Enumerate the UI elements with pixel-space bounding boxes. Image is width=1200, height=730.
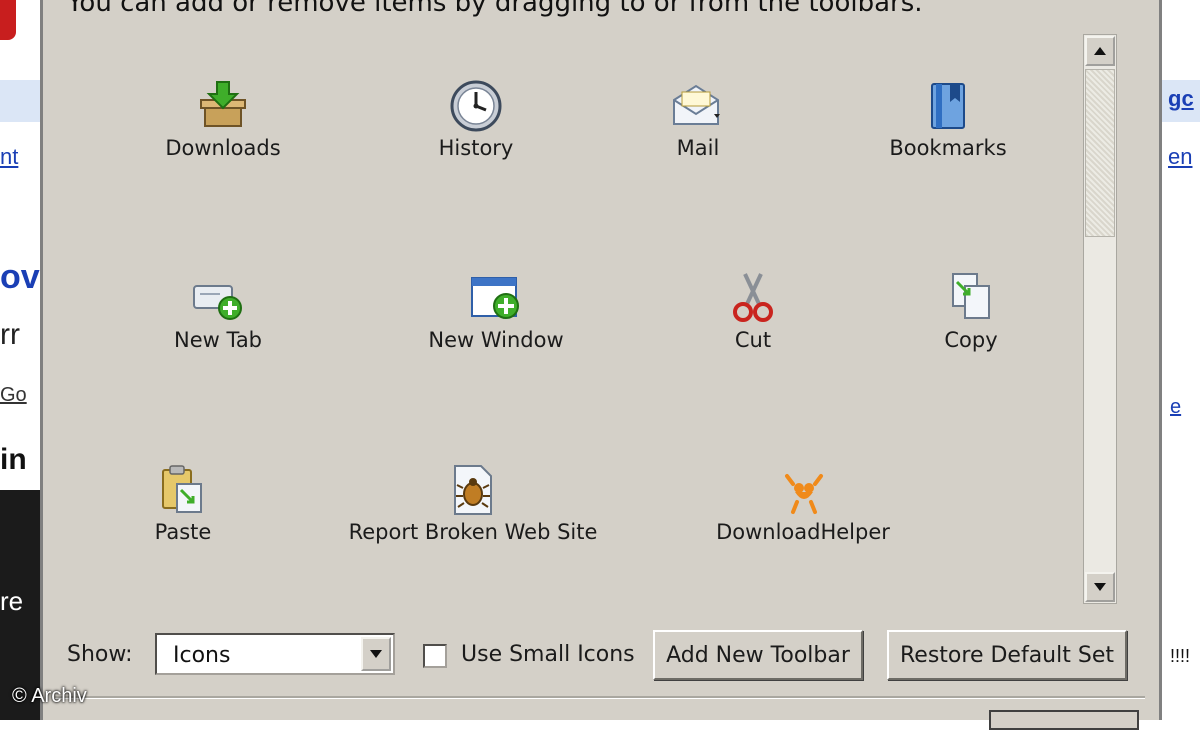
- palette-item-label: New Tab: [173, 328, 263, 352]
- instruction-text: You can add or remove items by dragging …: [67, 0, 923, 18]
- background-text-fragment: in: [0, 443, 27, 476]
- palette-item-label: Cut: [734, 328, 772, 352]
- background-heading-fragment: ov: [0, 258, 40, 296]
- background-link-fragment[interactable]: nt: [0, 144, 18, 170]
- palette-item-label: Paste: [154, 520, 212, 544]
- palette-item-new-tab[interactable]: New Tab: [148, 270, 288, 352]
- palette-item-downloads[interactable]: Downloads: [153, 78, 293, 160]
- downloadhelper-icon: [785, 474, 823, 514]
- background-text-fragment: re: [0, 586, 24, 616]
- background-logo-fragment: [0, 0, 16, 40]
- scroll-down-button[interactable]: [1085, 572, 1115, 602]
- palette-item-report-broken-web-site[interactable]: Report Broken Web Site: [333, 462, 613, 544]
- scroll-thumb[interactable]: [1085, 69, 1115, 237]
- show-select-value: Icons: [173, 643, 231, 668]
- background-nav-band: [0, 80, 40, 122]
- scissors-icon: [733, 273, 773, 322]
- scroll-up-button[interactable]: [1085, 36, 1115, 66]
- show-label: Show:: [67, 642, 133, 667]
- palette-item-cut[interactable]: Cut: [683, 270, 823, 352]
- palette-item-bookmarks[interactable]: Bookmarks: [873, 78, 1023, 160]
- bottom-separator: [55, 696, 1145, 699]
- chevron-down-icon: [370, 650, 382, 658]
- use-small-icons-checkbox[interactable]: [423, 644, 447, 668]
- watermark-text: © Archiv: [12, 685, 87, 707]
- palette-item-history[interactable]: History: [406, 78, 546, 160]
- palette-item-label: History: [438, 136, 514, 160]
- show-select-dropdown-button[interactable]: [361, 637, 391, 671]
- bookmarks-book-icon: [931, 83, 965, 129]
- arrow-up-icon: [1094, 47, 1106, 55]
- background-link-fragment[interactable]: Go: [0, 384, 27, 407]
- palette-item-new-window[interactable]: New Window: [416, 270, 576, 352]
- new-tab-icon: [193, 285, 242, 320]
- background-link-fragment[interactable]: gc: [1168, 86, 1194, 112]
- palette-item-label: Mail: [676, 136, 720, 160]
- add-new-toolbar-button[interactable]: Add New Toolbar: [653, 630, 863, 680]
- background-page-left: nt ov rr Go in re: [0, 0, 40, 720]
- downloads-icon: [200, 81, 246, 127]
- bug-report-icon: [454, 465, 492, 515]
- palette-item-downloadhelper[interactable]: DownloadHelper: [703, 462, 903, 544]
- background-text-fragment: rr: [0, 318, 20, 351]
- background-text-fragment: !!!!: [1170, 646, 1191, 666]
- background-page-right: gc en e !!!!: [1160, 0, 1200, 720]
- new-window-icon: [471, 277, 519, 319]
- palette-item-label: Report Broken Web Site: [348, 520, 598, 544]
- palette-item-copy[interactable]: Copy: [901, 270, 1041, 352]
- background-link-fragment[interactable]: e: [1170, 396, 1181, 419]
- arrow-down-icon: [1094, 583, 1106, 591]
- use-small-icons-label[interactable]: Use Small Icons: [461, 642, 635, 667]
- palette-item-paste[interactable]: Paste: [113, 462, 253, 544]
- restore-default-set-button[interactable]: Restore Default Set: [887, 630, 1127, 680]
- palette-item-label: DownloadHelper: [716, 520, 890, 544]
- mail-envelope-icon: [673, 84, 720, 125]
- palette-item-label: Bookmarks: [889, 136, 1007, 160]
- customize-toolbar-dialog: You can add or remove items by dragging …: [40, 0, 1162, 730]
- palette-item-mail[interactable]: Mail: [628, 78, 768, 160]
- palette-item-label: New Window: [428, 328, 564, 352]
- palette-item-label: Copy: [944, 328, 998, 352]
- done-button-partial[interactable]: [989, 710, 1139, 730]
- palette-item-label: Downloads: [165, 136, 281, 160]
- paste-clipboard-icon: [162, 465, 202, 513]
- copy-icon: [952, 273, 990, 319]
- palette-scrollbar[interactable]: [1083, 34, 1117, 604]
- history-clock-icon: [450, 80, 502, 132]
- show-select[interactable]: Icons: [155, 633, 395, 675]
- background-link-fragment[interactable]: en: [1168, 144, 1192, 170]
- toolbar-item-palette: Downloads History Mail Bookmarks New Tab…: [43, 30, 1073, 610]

+ + + + + + +

§ Directive:
Please copy all of the material above word for word, keeping every line in its original order but omitting the picture.

§ Worked solution:
Enumerate the UI elements with pixel-space bounding boxes. Image is width=1200, height=730.
- palette-item-label: New Tab: [173, 328, 263, 352]
- instruction-text: You can add or remove items by dragging …: [67, 0, 923, 18]
- background-text-fragment: in: [0, 443, 27, 476]
- palette-item-label: Cut: [734, 328, 772, 352]
- background-heading-fragment: ov: [0, 258, 40, 296]
- background-link-fragment[interactable]: nt: [0, 144, 18, 170]
- palette-item-label: Paste: [154, 520, 212, 544]
- palette-item-new-tab[interactable]: New Tab: [148, 270, 288, 352]
- palette-item-downloads[interactable]: Downloads: [153, 78, 293, 160]
- downloadhelper-icon: [785, 474, 823, 514]
- background-text-fragment: re: [0, 586, 24, 616]
- background-logo-fragment: [0, 0, 16, 40]
- scroll-down-button[interactable]: [1085, 572, 1115, 602]
- palette-item-report-broken-web-site[interactable]: Report Broken Web Site: [333, 462, 613, 544]
- scroll-thumb[interactable]: [1085, 69, 1115, 237]
- show-select-value: Icons: [173, 643, 231, 668]
- background-nav-band: [0, 80, 40, 122]
- scissors-icon: [733, 273, 773, 322]
- scroll-up-button[interactable]: [1085, 36, 1115, 66]
- show-label: Show:: [67, 642, 133, 667]
- palette-item-cut[interactable]: Cut: [683, 270, 823, 352]
- palette-item-bookmarks[interactable]: Bookmarks: [873, 78, 1023, 160]
- bottom-separator: [55, 696, 1145, 699]
- chevron-down-icon: [370, 650, 382, 658]
- use-small-icons-checkbox[interactable]: [423, 644, 447, 668]
- watermark-text: © Archiv: [12, 685, 87, 707]
- palette-item-history[interactable]: History: [406, 78, 546, 160]
- palette-item-label: History: [438, 136, 514, 160]
- show-select-dropdown-button[interactable]: [361, 637, 391, 671]
- bookmarks-book-icon: [931, 83, 965, 129]
- arrow-up-icon: [1094, 47, 1106, 55]
- background-link-fragment[interactable]: Go: [0, 384, 27, 407]
- palette-item-new-window[interactable]: New Window: [416, 270, 576, 352]
- new-tab-icon: [193, 285, 242, 320]
- background-link-fragment[interactable]: gc: [1168, 86, 1194, 112]
- palette-item-label: Mail: [676, 136, 720, 160]
- add-new-toolbar-button[interactable]: Add New Toolbar: [653, 630, 863, 680]
- background-page-left: nt ov rr Go in re: [0, 0, 40, 720]
- downloads-icon: [200, 81, 246, 127]
- bug-report-icon: [454, 465, 492, 515]
- palette-item-downloadhelper[interactable]: DownloadHelper: [703, 462, 903, 544]
- background-text-fragment: rr: [0, 318, 20, 351]
- background-text-fragment: !!!!: [1170, 646, 1191, 666]
- background-page-right: gc en e !!!!: [1160, 0, 1200, 720]
- new-window-icon: [471, 277, 519, 319]
- palette-item-label: Report Broken Web Site: [348, 520, 598, 544]
- palette-item-copy[interactable]: Copy: [901, 270, 1041, 352]
- background-link-fragment[interactable]: e: [1170, 396, 1181, 419]
- arrow-down-icon: [1094, 583, 1106, 591]
- use-small-icons-label[interactable]: Use Small Icons: [461, 642, 635, 667]
- palette-item-paste[interactable]: Paste: [113, 462, 253, 544]
- restore-default-set-button[interactable]: Restore Default Set: [887, 630, 1127, 680]
- palette-item-label: DownloadHelper: [716, 520, 890, 544]
- mail-envelope-icon: [673, 84, 720, 125]
- palette-item-label: Bookmarks: [889, 136, 1007, 160]
- customize-toolbar-dialog: You can add or remove items by dragging …: [40, 0, 1162, 730]
- palette-item-mail[interactable]: Mail: [628, 78, 768, 160]
- palette-item-label: New Window: [428, 328, 564, 352]
- palette-item-label: Copy: [944, 328, 998, 352]
- done-button-partial[interactable]: [989, 710, 1139, 730]
- palette-item-label: Downloads: [165, 136, 281, 160]
- paste-clipboard-icon: [162, 465, 202, 513]
- copy-icon: [952, 273, 990, 319]
- palette-scrollbar[interactable]: [1083, 34, 1117, 604]
- history-clock-icon: [450, 80, 502, 132]
- show-select[interactable]: Icons: [155, 633, 395, 675]
- background-link-fragment[interactable]: en: [1168, 144, 1192, 170]
- toolbar-item-palette: Downloads History Mail Bookmarks New Tab…: [43, 30, 1073, 610]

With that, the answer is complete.